> _Exercise brief_: Return the whole listing, keeping every character the same.
## Start Record excerpts
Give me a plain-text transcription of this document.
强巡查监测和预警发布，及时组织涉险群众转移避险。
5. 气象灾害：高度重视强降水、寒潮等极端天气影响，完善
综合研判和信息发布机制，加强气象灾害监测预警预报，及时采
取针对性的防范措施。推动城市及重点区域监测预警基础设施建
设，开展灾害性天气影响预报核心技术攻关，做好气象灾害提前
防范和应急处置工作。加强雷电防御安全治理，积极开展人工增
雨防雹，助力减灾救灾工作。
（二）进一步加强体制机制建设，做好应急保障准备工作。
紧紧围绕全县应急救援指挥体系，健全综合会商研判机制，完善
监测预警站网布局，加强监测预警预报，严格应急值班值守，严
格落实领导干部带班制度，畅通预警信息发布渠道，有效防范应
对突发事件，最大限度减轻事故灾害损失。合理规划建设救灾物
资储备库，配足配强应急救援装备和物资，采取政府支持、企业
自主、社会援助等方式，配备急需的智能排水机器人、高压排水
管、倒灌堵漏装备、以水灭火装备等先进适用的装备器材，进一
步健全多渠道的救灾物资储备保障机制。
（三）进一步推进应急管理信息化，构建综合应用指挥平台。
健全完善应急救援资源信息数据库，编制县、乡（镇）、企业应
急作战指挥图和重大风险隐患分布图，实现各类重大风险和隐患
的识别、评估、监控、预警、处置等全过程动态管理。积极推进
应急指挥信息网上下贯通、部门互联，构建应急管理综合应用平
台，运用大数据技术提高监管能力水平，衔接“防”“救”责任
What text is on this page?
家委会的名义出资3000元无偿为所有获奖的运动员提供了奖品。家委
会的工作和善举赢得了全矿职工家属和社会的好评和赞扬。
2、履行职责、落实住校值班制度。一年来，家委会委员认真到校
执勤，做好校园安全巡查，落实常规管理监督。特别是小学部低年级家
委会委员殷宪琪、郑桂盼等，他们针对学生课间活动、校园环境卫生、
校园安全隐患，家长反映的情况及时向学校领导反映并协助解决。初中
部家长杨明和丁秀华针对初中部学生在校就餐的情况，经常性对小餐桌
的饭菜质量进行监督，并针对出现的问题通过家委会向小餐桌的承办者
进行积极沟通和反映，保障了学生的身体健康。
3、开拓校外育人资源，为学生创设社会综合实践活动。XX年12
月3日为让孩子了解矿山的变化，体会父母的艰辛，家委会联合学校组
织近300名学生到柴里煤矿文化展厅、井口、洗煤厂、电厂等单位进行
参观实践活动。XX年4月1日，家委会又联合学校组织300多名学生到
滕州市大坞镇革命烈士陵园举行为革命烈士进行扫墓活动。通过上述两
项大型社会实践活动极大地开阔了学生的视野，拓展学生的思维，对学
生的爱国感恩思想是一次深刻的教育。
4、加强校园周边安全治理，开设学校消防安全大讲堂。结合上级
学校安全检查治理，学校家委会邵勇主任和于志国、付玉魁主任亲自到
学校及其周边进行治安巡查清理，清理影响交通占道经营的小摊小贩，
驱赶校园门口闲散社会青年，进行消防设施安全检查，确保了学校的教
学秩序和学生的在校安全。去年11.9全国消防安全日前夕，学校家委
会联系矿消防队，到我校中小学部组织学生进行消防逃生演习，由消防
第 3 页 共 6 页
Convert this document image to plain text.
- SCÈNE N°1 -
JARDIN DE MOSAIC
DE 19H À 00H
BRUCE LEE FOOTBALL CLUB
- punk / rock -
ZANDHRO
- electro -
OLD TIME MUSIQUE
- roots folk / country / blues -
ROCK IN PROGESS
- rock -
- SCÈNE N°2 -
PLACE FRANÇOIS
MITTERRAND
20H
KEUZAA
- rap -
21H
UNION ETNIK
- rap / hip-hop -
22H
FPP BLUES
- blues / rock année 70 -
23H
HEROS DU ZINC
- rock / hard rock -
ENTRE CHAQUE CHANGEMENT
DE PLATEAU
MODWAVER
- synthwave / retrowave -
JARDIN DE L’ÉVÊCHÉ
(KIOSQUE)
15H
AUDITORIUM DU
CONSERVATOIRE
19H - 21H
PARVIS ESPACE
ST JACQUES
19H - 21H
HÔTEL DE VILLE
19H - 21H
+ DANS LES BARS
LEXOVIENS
## End Record excerpts
> _Final answer_:
Give me a plain-text transcription of this document.
强巡查监测和预警发布，及时组织涉险群众转移避险。
5. 气象灾害：高度重视强降水、寒潮等极端天气影响，完善
综合研判和信息发布机制，加强气象灾害监测预警预报，及时采
取针对性的防范措施。推动城市及重点区域监测预警基础设施建
设，开展灾害性天气影响预报核心技术攻关，做好气象灾害提前
防范和应急处置工作。加强雷电防御安全治理，积极开展人工增
雨防雹，助力减灾救灾工作。
（二）进一步加强体制机制建设，做好应急保障准备工作。
紧紧围绕全县应急救援指挥体系，健全综合会商研判机制，完善
监测预警站网布局，加强监测预警预报，严格应急值班值守，严
格落实领导干部带班制度，畅通预警信息发布渠道，有效防范应
对突发事件，最大限度减轻事故灾害损失。合理规划建设救灾物
资储备库，配足配强应急救援装备和物资，采取政府支持、企业
自主、社会援助等方式，配备急需的智能排水机器人、高压排水
管、倒灌堵漏装备、以水灭火装备等先进适用的装备器材，进一
步健全多渠道的救灾物资储备保障机制。
（三）进一步推进应急管理信息化，构建综合应用指挥平台。
健全完善应急救援资源信息数据库，编制县、乡（镇）、企业应
急作战指挥图和重大风险隐患分布图，实现各类重大风险和隐患
的识别、评估、监控、预警、处置等全过程动态管理。积极推进
应急指挥信息网上下贯通、部门互联，构建应急管理综合应用平
台，运用大数据技术提高监管能力水平，衔接“防”“救”责任
What text is on this page?
家委会的名义出资3000元无偿为所有获奖的运动员提供了奖品。家委
会的工作和善举赢得了全矿职工家属和社会的好评和赞扬。
2、履行职责、落实住校值班制度。一年来，家委会委员认真到校
执勤，做好校园安全巡查，落实常规管理监督。特别是小学部低年级家
委会委员殷宪琪、郑桂盼等，他们针对学生课间活动、校园环境卫生、
校园安全隐患，家长反映的情况及时向学校领导反映并协助解决。初中
部家长杨明和丁秀华针对初中部学生在校就餐的情况，经常性对小餐桌
的饭菜质量进行监督，并针对出现的问题通过家委会向小餐桌的承办者
进行积极沟通和反映，保障了学生的身体健康。
3、开拓校外育人资源，为学生创设社会综合实践活动。XX年12
月3日为让孩子了解矿山的变化，体会父母的艰辛，家委会联合学校组
织近300名学生到柴里煤矿文化展厅、井口、洗煤厂、电厂等单位进行
参观实践活动。XX年4月1日，家委会又联合学校组织300多名学生到
滕州市大坞镇革命烈士陵园举行为革命烈士进行扫墓活动。通过上述两
项大型社会实践活动极大地开阔了学生的视野，拓展学生的思维，对学
生的爱国感恩思想是一次深刻的教育。
4、加强校园周边安全治理，开设学校消防安全大讲堂。结合上级
学校安全检查治理，学校家委会邵勇主任和于志国、付玉魁主任亲自到
学校及其周边进行治安巡查清理，清理影响交通占道经营的小摊小贩，
驱赶校园门口闲散社会青年，进行消防设施安全检查，确保了学校的教
学秩序和学生的在校安全。去年11.9全国消防安全日前夕，学校家委
会联系矿消防队，到我校中小学部组织学生进行消防逃生演习，由消防
第 3 页 共 6 页
Convert this document image to plain text.
- SCÈNE N°1 -
JARDIN DE MOSAIC
DE 19H À 00H
BRUCE LEE FOOTBALL CLUB
- punk / rock -
ZANDHRO
- electro -
OLD TIME MUSIQUE
- roots folk / country / blues -
ROCK IN PROGESS
- rock -
- SCÈNE N°2 -
PLACE FRANÇOIS
MITTERRAND
20H
KEUZAA
- rap -
21H
UNION ETNIK
- rap / hip-hop -
22H
FPP BLUES
- blues / rock année 70 -
23H
HEROS DU ZINC
- rock / hard rock -
ENTRE CHAQUE CHANGEMENT
DE PLATEAU
MODWAVER
- synthwave / retrowave -
JARDIN DE L’ÉVÊCHÉ
(KIOSQUE)
15H
AUDITORIUM DU
CONSERVATOIRE
19H - 21H
PARVIS ESPACE
ST JACQUES
19H - 21H
HÔTEL DE VILLE
19H - 21H
+ DANS LES BARS
LEXOVIENS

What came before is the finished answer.